::: Listing
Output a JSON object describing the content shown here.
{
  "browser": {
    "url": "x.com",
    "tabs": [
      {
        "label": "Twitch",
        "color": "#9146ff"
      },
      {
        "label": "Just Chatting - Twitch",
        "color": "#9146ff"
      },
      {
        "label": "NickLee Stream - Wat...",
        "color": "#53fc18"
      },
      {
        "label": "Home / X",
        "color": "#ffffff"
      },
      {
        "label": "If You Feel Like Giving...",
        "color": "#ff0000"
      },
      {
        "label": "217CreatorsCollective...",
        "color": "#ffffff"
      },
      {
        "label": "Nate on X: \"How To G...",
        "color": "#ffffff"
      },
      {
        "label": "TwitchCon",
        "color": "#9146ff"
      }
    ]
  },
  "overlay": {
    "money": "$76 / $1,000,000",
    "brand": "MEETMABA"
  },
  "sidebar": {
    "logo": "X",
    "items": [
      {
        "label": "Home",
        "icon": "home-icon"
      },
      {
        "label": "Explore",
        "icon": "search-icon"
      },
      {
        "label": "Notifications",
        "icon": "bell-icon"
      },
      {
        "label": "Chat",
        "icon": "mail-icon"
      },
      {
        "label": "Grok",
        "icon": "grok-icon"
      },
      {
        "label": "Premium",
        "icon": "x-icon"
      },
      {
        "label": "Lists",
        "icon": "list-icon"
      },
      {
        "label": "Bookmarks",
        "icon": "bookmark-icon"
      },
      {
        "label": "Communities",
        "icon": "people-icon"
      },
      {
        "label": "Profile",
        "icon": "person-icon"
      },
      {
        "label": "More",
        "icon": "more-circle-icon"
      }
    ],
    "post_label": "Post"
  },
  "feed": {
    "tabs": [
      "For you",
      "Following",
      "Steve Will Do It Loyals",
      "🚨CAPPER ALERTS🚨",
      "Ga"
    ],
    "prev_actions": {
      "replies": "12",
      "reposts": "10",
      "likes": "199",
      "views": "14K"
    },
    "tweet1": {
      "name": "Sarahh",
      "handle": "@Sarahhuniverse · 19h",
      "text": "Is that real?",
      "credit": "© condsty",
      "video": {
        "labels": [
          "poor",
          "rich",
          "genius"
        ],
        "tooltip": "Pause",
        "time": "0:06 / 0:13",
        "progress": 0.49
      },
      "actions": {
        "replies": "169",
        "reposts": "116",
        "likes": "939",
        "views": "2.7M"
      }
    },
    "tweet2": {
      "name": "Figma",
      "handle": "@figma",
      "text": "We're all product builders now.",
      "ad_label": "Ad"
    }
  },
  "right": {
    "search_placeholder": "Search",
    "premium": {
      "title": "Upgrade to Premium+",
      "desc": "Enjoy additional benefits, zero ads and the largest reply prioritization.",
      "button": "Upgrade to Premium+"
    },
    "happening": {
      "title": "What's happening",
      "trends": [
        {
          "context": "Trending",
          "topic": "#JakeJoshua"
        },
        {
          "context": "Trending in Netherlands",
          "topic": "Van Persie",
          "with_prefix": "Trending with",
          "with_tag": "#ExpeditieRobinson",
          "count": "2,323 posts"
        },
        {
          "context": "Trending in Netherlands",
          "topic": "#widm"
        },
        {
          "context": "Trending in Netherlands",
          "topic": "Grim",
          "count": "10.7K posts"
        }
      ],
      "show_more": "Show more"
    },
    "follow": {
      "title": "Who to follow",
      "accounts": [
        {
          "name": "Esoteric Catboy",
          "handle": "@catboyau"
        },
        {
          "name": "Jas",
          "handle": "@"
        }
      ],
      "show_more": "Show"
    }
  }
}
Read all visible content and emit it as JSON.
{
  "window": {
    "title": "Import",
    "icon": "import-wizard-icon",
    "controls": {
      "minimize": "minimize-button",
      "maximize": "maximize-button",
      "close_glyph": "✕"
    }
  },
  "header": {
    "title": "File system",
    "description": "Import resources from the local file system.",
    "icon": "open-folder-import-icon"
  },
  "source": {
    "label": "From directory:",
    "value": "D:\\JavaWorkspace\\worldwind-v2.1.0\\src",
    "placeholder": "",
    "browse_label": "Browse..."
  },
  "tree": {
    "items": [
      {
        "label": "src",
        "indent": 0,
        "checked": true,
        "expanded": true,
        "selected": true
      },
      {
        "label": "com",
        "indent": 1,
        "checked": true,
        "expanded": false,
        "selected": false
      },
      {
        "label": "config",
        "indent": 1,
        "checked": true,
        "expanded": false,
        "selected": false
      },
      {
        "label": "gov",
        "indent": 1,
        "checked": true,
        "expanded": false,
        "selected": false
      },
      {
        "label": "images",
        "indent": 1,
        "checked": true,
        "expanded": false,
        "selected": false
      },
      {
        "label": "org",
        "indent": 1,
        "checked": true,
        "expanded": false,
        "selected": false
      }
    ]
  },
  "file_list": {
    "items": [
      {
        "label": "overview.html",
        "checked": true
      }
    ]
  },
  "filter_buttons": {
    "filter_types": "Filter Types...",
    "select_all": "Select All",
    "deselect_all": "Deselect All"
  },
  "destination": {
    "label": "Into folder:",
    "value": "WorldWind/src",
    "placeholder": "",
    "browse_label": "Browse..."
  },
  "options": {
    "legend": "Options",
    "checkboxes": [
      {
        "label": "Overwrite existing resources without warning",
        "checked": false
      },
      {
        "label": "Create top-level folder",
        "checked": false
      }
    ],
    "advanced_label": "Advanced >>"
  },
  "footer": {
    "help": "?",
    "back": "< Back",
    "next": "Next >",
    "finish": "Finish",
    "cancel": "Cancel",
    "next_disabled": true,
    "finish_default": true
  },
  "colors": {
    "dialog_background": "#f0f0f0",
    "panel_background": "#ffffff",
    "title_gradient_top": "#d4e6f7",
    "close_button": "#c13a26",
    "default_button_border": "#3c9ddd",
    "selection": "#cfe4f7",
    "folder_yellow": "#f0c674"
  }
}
::::::
§ Required work: Copy all the records above precisely.

§ Full solution:
Output a JSON object describing the content shown here.
{
  "browser": {
    "url": "x.com",
    "tabs": [
      {
        "label": "Twitch",
        "color": "#9146ff"
      },
      {
        "label": "Just Chatting - Twitch",
        "color": "#9146ff"
      },
      {
        "label": "NickLee Stream - Wat...",
        "color": "#53fc18"
      },
      {
        "label": "Home / X",
        "color": "#ffffff"
      },
      {
        "label": "If You Feel Like Giving...",
        "color": "#ff0000"
      },
      {
        "label": "217CreatorsCollective...",
        "color": "#ffffff"
      },
      {
        "label": "Nate on X: \"How To G...",
        "color": "#ffffff"
      },
      {
        "label": "TwitchCon",
        "color": "#9146ff"
      }
    ]
  },
  "overlay": {
    "money": "$76 / $1,000,000",
    "brand": "MEETMABA"
  },
  "sidebar": {
    "logo": "X",
    "items": [
      {
        "label": "Home",
        "icon": "home-icon"
      },
      {
        "label": "Explore",
        "icon": "search-icon"
      },
      {
        "label": "Notifications",
        "icon": "bell-icon"
      },
      {
        "label": "Chat",
        "icon": "mail-icon"
      },
      {
        "label": "Grok",
        "icon": "grok-icon"
      },
      {
        "label": "Premium",
        "icon": "x-icon"
      },
      {
        "label": "Lists",
        "icon": "list-icon"
      },
      {
        "label": "Bookmarks",
        "icon": "bookmark-icon"
      },
      {
        "label": "Communities",
        "icon": "people-icon"
      },
      {
        "label": "Profile",
        "icon": "person-icon"
      },
      {
        "label": "More",
        "icon": "more-circle-icon"
      }
    ],
    "post_label": "Post"
  },
  "feed": {
    "tabs": [
      "For you",
      "Following",
      "Steve Will Do It Loyals",
      "🚨CAPPER ALERTS🚨",
      "Ga"
    ],
    "prev_actions": {
      "replies": "12",
      "reposts": "10",
      "likes": "199",
      "views": "14K"
    },
    "tweet1": {
      "name": "Sarahh",
      "handle": "@Sarahhuniverse · 19h",
      "text": "Is that real?",
      "credit": "© condsty",
      "video": {
        "labels": [
          "poor",
          "rich",
          "genius"
        ],
        "tooltip": "Pause",
        "time": "0:06 / 0:13",
        "progress": 0.49
      },
      "actions": {
        "replies": "169",
        "reposts": "116",
        "likes": "939",
        "views": "2.7M"
      }
    },
    "tweet2": {
      "name": "Figma",
      "handle": "@figma",
      "text": "We're all product builders now.",
      "ad_label": "Ad"
    }
  },
  "right": {
    "search_placeholder": "Search",
    "premium": {
      "title": "Upgrade to Premium+",
      "desc": "Enjoy additional benefits, zero ads and the largest reply prioritization.",
      "button": "Upgrade to Premium+"
    },
    "happening": {
      "title": "What's happening",
      "trends": [
        {
          "context": "Trending",
          "topic": "#JakeJoshua"
        },
        {
          "context": "Trending in Netherlands",
          "topic": "Van Persie",
          "with_prefix": "Trending with",
          "with_tag": "#ExpeditieRobinson",
          "count": "2,323 posts"
        },
        {
          "context": "Trending in Netherlands",
          "topic": "#widm"
        },
        {
          "context": "Trending in Netherlands",
          "topic": "Grim",
          "count": "10.7K posts"
        }
      ],
      "show_more": "Show more"
    },
    "follow": {
      "title": "Who to follow",
      "accounts": [
        {
          "name": "Esoteric Catboy",
          "handle": "@catboyau"
        },
        {
          "name": "Jas",
          "handle": "@"
        }
      ],
      "show_more": "Show"
    }
  }
}
Read all visible content and emit it as JSON.
{
  "window": {
    "title": "Import",
    "icon": "import-wizard-icon",
    "controls": {
      "minimize": "minimize-button",
      "maximize": "maximize-button",
      "close_glyph": "✕"
    }
  },
  "header": {
    "title": "File system",
    "description": "Import resources from the local file system.",
    "icon": "open-folder-import-icon"
  },
  "source": {
    "label": "From directory:",
    "value": "D:\\JavaWorkspace\\worldwind-v2.1.0\\src",
    "placeholder": "",
    "browse_label": "Browse..."
  },
  "tree": {
    "items": [
      {
        "label": "src",
        "indent": 0,
        "checked": true,
        "expanded": true,
        "selected": true
      },
      {
        "label": "com",
        "indent": 1,
        "checked": true,
        "expanded": false,
        "selected": false
      },
      {
        "label": "config",
        "indent": 1,
        "checked": true,
        "expanded": false,
        "selected": false
      },
      {
        "label": "gov",
        "indent": 1,
        "checked": true,
        "expanded": false,
        "selected": false
      },
      {
        "label": "images",
        "indent": 1,
        "checked": true,
        "expanded": false,
        "selected": false
      },
      {
        "label": "org",
        "indent": 1,
        "checked": true,
        "expanded": false,
        "selected": false
      }
    ]
  },
  "file_list": {
    "items": [
      {
        "label": "overview.html",
        "checked": true
      }
    ]
  },
  "filter_buttons": {
    "filter_types": "Filter Types...",
    "select_all": "Select All",
    "deselect_all": "Deselect All"
  },
  "destination": {
    "label": "Into folder:",
    "value": "WorldWind/src",
    "placeholder": "",
    "browse_label": "Browse..."
  },
  "options": {
    "legend": "Options",
    "checkboxes": [
      {
        "label": "Overwrite existing resources without warning",
        "checked": false
      },
      {
        "label": "Create top-level folder",
        "checked": false
      }
    ],
    "advanced_label": "Advanced >>"
  },
  "footer": {
    "help": "?",
    "back": "< Back",
    "next": "Next >",
    "finish": "Finish",
    "cancel": "Cancel",
    "next_disabled": true,
    "finish_default": true
  },
  "colors": {
    "dialog_background": "#f0f0f0",
    "panel_background": "#ffffff",
    "title_gradient_top": "#d4e6f7",
    "close_button": "#c13a26",
    "default_button_border": "#3c9ddd",
    "selection": "#cfe4f7",
    "folder_yellow": "#f0c674"
  }
}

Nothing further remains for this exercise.